**WHAT NEEDS TO BE DONE**.
Check each line for the string "Baca". Give only the count of lines that have it.

**TASK MATERIAL**.
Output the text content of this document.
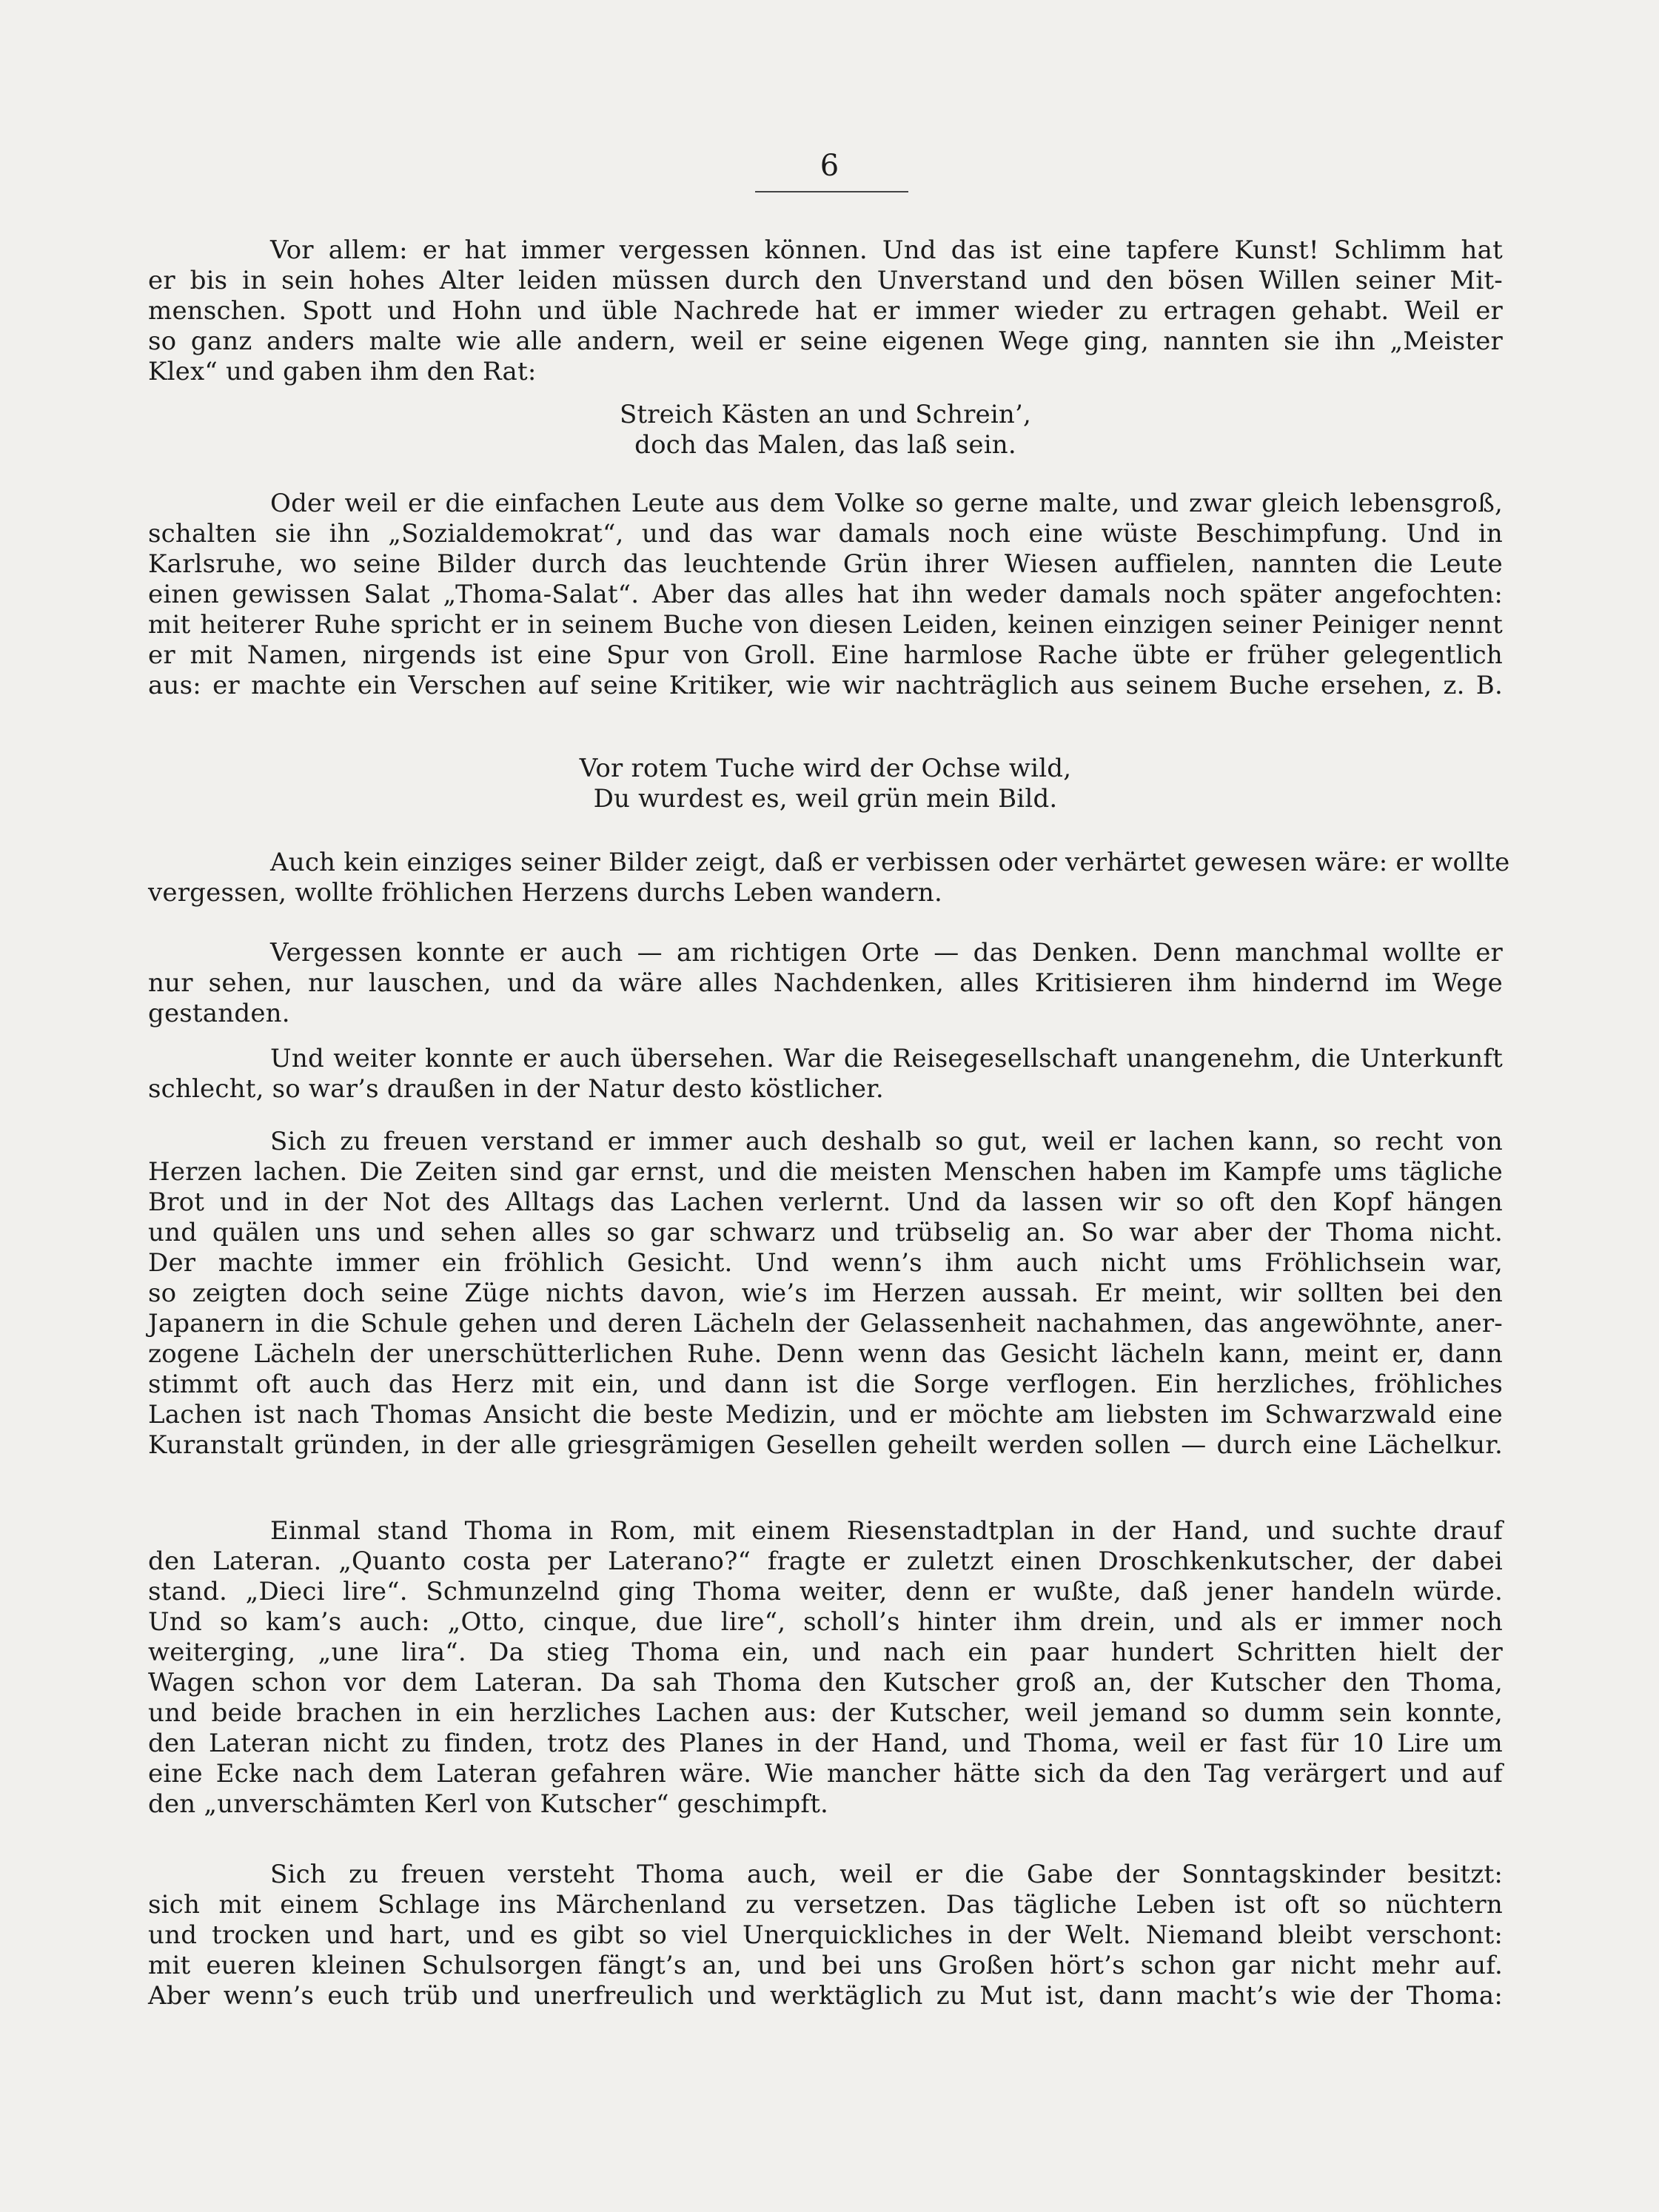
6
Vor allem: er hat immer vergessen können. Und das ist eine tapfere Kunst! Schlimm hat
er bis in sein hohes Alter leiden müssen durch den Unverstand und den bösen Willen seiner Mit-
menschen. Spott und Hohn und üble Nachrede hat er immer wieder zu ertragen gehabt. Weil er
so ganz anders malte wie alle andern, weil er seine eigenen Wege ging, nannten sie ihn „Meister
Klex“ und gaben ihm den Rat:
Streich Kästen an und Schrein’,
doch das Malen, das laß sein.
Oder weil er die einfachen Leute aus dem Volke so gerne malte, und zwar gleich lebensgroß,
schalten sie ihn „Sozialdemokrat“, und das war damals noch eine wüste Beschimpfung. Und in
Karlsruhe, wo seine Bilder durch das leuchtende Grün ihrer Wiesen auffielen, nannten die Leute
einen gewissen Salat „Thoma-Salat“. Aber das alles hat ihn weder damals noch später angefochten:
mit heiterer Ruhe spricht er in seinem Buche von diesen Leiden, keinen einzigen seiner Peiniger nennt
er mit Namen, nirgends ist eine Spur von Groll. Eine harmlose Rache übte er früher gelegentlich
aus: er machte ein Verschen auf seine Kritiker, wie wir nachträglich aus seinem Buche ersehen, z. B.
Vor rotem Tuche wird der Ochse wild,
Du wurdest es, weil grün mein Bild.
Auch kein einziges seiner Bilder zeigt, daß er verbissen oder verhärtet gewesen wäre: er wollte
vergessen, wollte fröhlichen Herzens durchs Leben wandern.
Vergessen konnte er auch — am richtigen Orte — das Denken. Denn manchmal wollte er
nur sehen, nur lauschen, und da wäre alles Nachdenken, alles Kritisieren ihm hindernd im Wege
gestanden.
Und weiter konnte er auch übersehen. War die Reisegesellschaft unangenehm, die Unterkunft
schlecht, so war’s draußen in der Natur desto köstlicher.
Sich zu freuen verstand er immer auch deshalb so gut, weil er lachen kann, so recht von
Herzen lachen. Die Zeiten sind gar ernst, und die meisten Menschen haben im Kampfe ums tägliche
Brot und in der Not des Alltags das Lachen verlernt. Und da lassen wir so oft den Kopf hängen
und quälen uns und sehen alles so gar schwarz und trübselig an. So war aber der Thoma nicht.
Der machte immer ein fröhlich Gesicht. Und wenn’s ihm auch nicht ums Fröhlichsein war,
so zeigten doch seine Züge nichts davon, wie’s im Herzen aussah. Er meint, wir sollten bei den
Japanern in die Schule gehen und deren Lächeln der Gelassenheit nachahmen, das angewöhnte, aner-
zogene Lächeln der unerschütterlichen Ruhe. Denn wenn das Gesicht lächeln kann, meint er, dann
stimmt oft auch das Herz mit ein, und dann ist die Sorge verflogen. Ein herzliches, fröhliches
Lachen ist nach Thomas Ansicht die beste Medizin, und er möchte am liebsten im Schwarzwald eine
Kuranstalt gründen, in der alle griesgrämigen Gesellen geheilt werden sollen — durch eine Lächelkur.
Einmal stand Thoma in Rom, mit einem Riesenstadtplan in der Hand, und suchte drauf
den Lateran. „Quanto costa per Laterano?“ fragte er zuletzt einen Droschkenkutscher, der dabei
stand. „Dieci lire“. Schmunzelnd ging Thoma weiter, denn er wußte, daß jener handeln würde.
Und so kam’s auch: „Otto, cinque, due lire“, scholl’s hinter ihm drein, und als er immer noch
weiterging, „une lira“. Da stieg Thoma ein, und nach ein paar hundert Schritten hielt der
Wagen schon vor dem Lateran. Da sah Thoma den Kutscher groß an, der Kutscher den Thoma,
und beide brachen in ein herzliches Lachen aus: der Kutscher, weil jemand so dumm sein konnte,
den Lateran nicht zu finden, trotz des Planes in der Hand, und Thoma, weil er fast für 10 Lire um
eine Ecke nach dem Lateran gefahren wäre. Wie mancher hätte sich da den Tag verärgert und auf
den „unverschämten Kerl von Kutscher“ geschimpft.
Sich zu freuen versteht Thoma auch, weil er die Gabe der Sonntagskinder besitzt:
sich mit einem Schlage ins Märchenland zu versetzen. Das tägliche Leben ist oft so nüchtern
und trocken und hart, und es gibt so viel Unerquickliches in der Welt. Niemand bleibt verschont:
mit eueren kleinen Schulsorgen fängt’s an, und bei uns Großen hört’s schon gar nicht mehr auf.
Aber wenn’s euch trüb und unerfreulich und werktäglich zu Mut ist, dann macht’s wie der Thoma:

--

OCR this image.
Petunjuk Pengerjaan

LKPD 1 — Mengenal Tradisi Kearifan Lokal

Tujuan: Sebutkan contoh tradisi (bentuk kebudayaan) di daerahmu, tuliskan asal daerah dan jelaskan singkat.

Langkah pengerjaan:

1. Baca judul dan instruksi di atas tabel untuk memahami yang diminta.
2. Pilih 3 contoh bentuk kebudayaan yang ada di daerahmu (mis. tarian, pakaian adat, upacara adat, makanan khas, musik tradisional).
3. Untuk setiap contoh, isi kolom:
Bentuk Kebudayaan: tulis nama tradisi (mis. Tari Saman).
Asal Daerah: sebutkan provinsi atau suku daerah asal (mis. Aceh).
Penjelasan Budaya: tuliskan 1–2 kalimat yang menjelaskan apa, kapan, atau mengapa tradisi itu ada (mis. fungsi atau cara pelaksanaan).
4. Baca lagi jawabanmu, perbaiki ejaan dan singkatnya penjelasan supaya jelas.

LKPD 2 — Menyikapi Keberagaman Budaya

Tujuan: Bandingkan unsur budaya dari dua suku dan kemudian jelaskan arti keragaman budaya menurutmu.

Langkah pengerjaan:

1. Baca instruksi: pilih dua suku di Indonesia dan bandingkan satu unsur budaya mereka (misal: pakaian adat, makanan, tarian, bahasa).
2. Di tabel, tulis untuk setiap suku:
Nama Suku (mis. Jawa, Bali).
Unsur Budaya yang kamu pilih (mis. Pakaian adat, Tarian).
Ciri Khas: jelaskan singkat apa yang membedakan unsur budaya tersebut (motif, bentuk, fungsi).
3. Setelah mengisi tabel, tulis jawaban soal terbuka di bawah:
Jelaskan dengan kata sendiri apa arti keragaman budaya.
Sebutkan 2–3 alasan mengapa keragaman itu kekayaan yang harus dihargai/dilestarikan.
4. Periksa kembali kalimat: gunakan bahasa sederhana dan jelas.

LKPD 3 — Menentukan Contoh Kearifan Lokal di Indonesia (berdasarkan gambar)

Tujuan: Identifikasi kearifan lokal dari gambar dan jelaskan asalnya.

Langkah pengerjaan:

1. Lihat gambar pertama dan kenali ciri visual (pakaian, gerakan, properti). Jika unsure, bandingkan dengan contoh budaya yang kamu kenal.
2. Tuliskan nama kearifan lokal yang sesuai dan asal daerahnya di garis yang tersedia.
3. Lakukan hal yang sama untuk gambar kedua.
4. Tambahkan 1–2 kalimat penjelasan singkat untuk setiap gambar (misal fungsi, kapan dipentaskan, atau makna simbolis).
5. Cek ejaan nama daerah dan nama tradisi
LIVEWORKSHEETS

**THE COMPLETED TASK**.
3